_Your objective:_ Read the lines below. Copy out any that hold the string "Condone".

━━━ Supplied information ━━━

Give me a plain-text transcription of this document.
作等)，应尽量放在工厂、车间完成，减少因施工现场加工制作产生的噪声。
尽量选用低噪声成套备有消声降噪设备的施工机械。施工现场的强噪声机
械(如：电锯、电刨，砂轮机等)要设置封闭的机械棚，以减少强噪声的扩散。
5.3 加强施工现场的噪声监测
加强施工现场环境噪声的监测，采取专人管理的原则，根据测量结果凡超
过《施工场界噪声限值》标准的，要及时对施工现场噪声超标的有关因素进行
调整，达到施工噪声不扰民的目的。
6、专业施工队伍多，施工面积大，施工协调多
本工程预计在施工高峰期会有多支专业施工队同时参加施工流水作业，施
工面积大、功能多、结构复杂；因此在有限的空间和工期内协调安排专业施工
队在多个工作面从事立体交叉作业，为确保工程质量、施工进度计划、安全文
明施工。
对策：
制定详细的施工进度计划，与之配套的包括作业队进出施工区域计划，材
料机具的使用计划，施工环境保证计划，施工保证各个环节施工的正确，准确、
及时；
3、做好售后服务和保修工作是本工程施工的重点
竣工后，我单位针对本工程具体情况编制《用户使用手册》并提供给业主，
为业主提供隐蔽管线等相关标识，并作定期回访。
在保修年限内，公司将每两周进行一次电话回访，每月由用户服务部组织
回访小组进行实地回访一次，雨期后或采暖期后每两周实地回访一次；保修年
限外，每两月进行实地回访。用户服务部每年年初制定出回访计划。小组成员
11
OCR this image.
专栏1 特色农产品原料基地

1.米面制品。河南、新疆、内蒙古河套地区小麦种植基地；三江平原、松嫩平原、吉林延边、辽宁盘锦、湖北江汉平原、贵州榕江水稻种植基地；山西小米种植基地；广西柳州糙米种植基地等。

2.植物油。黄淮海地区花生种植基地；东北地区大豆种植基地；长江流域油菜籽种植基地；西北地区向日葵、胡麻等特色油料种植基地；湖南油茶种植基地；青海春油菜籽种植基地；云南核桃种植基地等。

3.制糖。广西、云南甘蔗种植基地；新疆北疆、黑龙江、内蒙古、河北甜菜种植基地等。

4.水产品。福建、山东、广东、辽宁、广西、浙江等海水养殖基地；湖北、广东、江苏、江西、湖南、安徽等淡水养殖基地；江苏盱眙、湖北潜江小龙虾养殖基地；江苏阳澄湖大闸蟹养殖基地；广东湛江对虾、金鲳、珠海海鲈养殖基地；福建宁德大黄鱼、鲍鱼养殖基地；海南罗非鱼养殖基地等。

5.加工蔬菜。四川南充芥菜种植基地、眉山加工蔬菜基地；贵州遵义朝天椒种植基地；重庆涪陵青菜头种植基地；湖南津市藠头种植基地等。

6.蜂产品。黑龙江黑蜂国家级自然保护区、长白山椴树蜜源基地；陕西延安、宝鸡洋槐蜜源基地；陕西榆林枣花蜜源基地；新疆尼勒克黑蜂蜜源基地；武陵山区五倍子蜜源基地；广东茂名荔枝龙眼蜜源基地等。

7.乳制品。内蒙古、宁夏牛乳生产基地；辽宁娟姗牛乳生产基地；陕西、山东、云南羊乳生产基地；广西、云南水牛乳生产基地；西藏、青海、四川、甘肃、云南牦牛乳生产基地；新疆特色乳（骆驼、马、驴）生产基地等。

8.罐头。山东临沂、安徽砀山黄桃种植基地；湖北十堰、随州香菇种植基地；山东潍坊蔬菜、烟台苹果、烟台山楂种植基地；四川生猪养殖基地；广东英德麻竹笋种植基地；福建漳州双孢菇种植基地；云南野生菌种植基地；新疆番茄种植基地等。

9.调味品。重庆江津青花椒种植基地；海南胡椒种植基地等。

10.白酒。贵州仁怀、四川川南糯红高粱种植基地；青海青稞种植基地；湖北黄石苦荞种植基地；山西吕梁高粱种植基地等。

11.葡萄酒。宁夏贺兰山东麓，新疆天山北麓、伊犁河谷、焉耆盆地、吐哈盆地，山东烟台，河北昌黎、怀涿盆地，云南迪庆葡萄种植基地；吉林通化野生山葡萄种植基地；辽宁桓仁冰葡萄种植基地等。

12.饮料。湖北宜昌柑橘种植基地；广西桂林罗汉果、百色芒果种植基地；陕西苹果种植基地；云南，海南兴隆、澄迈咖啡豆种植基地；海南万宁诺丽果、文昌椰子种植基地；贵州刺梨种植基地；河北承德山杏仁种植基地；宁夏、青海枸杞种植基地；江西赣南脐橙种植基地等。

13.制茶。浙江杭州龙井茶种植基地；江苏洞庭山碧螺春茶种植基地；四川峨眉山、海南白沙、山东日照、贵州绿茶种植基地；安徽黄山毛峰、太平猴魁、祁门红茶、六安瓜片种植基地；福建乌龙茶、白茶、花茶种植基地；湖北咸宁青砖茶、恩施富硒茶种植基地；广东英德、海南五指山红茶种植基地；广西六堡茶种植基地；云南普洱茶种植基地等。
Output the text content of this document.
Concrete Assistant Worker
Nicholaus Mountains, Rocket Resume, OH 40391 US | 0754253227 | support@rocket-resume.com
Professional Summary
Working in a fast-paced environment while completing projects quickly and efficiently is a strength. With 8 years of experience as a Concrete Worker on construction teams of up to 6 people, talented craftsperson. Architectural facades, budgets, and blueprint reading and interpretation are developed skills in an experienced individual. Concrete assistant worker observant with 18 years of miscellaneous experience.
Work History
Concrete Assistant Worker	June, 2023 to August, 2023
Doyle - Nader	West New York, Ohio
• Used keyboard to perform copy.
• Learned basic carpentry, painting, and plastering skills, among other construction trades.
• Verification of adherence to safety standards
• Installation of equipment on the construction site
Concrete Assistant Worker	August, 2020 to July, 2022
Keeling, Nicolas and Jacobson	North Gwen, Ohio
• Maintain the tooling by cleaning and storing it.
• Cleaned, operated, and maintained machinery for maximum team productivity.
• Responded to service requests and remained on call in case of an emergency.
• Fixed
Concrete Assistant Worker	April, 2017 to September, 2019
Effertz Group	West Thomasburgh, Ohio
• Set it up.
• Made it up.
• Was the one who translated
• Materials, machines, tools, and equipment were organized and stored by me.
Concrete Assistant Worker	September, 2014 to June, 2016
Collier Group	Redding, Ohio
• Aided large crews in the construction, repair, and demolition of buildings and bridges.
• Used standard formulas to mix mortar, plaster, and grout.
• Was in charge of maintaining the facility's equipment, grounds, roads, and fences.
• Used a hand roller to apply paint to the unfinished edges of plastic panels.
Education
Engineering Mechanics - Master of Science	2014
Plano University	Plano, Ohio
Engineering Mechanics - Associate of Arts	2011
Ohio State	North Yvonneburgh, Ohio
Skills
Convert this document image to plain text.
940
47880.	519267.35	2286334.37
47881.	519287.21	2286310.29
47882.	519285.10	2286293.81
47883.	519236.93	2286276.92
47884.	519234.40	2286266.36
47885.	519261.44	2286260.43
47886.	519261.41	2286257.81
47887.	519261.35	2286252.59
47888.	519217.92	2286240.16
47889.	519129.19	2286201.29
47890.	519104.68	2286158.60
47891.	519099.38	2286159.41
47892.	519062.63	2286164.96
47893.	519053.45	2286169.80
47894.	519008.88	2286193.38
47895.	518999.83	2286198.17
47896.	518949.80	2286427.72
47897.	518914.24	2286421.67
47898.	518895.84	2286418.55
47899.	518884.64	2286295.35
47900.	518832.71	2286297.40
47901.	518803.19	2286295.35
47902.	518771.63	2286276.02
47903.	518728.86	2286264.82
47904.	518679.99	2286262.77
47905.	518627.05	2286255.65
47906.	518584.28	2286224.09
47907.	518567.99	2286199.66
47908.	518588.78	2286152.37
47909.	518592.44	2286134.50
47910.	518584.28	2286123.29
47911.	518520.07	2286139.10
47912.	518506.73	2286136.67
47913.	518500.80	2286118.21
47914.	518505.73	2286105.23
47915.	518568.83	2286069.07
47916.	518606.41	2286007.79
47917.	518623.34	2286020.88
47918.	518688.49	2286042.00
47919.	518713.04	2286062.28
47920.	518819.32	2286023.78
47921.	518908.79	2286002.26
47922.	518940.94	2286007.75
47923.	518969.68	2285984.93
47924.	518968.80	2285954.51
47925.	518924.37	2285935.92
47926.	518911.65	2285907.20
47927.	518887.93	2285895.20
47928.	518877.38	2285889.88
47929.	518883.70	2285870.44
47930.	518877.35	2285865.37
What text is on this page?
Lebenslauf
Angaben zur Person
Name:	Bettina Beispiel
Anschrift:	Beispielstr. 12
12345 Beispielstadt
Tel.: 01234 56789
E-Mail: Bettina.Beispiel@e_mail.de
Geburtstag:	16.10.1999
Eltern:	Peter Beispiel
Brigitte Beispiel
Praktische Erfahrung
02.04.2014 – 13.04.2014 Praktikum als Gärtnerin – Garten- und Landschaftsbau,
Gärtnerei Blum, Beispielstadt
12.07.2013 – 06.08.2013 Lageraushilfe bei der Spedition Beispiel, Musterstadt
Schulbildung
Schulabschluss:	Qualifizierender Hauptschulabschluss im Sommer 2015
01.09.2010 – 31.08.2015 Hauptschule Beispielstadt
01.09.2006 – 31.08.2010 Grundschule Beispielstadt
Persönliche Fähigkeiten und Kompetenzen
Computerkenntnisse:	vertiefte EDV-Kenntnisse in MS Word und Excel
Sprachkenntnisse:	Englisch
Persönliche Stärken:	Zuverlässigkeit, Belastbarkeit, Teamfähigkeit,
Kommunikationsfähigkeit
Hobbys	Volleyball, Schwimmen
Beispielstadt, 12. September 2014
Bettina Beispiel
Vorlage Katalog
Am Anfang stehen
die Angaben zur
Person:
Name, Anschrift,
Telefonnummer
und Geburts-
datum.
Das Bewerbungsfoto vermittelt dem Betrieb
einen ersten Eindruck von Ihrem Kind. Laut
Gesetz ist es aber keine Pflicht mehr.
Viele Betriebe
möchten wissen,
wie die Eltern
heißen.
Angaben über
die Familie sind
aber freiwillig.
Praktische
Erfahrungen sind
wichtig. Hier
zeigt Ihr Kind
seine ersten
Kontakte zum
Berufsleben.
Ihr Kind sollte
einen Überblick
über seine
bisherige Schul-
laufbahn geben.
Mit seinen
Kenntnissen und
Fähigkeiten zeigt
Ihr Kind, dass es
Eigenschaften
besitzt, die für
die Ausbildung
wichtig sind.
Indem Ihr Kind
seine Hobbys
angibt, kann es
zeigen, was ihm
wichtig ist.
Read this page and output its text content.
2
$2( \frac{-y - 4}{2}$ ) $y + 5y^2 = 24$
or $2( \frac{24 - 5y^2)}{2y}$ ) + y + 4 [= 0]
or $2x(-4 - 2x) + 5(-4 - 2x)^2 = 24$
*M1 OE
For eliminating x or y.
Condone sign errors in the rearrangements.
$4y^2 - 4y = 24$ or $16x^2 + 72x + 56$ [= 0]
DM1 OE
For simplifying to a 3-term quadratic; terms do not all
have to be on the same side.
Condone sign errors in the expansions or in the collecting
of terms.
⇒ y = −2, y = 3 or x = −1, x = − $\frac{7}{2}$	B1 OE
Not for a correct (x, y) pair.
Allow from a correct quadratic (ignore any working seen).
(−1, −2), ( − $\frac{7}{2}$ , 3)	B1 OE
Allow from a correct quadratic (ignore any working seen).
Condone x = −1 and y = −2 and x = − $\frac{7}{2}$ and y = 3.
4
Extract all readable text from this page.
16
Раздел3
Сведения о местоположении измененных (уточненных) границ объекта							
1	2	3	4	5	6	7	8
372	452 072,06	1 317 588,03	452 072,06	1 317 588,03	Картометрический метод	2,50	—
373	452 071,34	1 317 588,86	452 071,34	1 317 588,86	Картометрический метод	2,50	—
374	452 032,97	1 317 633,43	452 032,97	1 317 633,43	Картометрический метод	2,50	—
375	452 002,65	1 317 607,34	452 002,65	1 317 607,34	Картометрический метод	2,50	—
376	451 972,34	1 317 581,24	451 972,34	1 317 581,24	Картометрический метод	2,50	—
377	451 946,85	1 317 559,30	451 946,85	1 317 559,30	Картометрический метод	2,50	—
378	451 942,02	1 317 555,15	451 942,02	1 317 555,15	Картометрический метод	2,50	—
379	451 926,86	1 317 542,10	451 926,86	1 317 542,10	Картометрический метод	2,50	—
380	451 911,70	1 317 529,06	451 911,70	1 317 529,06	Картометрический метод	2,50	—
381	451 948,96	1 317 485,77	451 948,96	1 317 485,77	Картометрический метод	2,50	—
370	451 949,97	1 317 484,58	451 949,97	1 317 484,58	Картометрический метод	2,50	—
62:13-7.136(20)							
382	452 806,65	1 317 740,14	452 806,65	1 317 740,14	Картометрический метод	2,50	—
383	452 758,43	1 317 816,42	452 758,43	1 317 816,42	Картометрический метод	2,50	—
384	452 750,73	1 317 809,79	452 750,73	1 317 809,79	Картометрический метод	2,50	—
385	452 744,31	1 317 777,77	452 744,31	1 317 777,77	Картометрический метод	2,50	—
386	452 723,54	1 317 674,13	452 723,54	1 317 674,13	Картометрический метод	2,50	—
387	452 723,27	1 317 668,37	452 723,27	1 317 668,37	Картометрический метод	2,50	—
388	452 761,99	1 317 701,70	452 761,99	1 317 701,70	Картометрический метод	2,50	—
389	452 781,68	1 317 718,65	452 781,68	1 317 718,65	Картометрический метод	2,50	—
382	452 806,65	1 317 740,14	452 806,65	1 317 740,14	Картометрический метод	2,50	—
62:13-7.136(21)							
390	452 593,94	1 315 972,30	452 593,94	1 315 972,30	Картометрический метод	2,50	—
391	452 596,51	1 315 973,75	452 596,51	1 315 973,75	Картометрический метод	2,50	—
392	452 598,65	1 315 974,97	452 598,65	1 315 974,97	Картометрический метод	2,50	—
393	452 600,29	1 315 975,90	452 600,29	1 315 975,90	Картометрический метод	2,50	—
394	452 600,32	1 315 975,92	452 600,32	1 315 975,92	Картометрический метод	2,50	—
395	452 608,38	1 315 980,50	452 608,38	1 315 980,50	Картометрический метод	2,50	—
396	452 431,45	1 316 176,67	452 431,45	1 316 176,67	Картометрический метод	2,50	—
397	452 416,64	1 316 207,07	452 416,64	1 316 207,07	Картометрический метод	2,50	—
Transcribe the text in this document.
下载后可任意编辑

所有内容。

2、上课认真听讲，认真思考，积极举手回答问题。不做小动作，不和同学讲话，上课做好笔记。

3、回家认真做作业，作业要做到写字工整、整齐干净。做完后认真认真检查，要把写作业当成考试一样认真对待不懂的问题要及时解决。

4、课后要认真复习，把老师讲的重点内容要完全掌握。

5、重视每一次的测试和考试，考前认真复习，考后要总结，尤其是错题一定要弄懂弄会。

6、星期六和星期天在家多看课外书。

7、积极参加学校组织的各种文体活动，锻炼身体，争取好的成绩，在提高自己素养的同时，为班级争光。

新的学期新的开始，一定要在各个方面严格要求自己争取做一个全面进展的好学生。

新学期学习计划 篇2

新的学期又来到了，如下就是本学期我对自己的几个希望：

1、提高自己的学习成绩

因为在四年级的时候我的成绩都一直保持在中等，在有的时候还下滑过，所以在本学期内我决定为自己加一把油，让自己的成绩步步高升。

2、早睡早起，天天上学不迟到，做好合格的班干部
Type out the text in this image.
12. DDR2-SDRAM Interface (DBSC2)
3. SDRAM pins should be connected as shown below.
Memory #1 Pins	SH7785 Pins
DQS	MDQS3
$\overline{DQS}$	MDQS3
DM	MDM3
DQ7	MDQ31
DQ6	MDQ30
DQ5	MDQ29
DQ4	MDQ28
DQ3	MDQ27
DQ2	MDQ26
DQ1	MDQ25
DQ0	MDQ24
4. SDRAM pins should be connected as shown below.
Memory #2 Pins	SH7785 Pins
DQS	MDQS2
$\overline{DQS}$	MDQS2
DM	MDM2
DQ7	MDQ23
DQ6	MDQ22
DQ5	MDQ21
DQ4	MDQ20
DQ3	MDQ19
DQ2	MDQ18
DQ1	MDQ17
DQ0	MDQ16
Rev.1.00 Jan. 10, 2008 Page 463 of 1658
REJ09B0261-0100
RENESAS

━━━

_Output of the exercise:_
Condone sign errors in the rearrangements.
Condone sign errors in the expansions or in the collecting
Condone x = −1 and y = −2 and x = − $\frac{7}{2}$ and y = 3.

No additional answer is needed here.